What is required → Each line that includes the word "govt" counts once; give the total and nothing more.

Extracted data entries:
:::

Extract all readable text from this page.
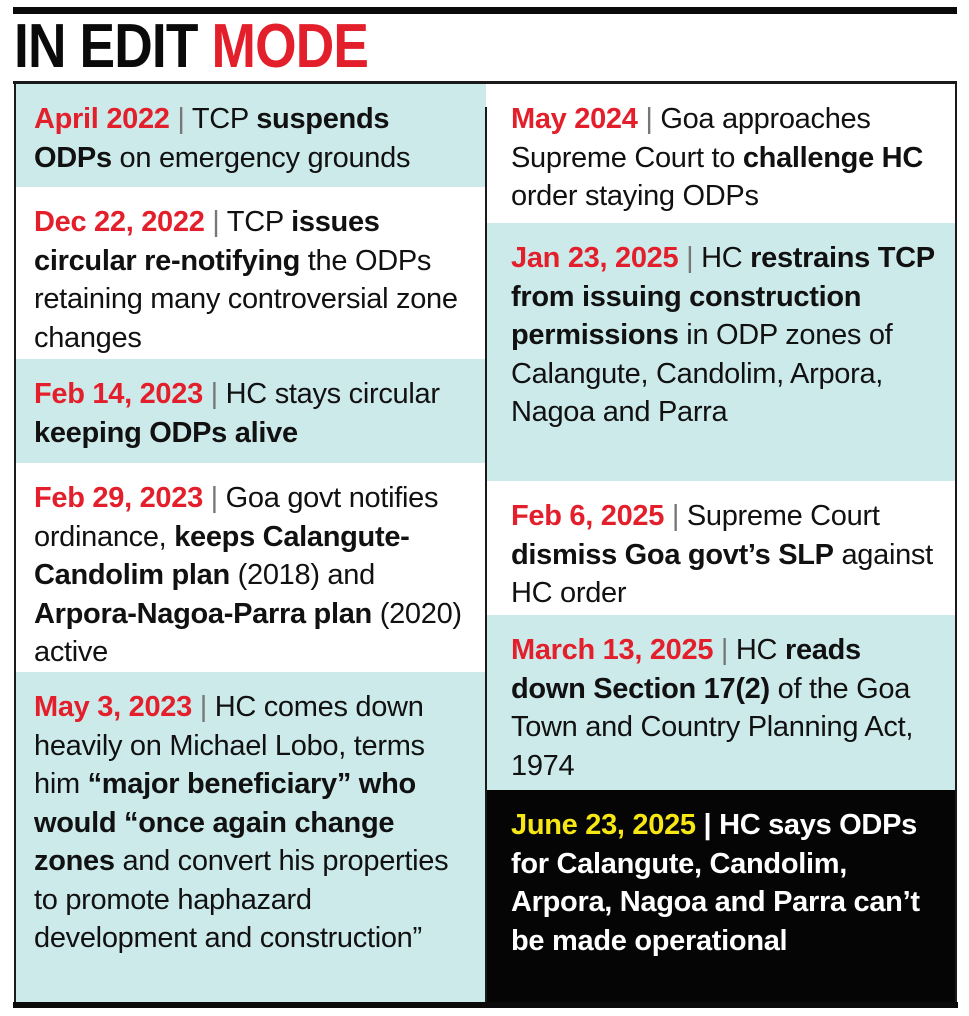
IN EDIT MODE
April 2022 | TCP suspends ODPs on emergency grounds
Dec 22, 2022 | TCP issues circular re-notifying the ODPs retaining many controversial zone changes
Feb 14, 2023 | HC stays circular keeping ODPs alive
Feb 29, 2023 | Goa govt notifies ordinance, keeps Calangute-Candolim plan (2018) and Arpora-Nagoa-Parra plan (2020) active
May 3, 2023 | HC comes down heavily on Michael Lobo, terms him “major beneficiary” who would “once again change zones and convert his properties to promote haphazard development and construction”
May 2024 | Goa approaches Supreme Court to challenge HC order staying ODPs
Jan 23, 2025 | HC restrains TCP from issuing construction permissions in ODP zones of Calangute, Candolim, Arpora, Nagoa and Parra
Feb 6, 2025 | Supreme Court dismiss Goa govt’s SLP against HC order
March 13, 2025 | HC reads down Section 17(2) of the Goa Town and Country Planning Act, 1974
June 23, 2025 | HC says ODPs for Calangute, Candolim, Arpora, Nagoa and Parra can’t be made operational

:::

Exercise solution → 2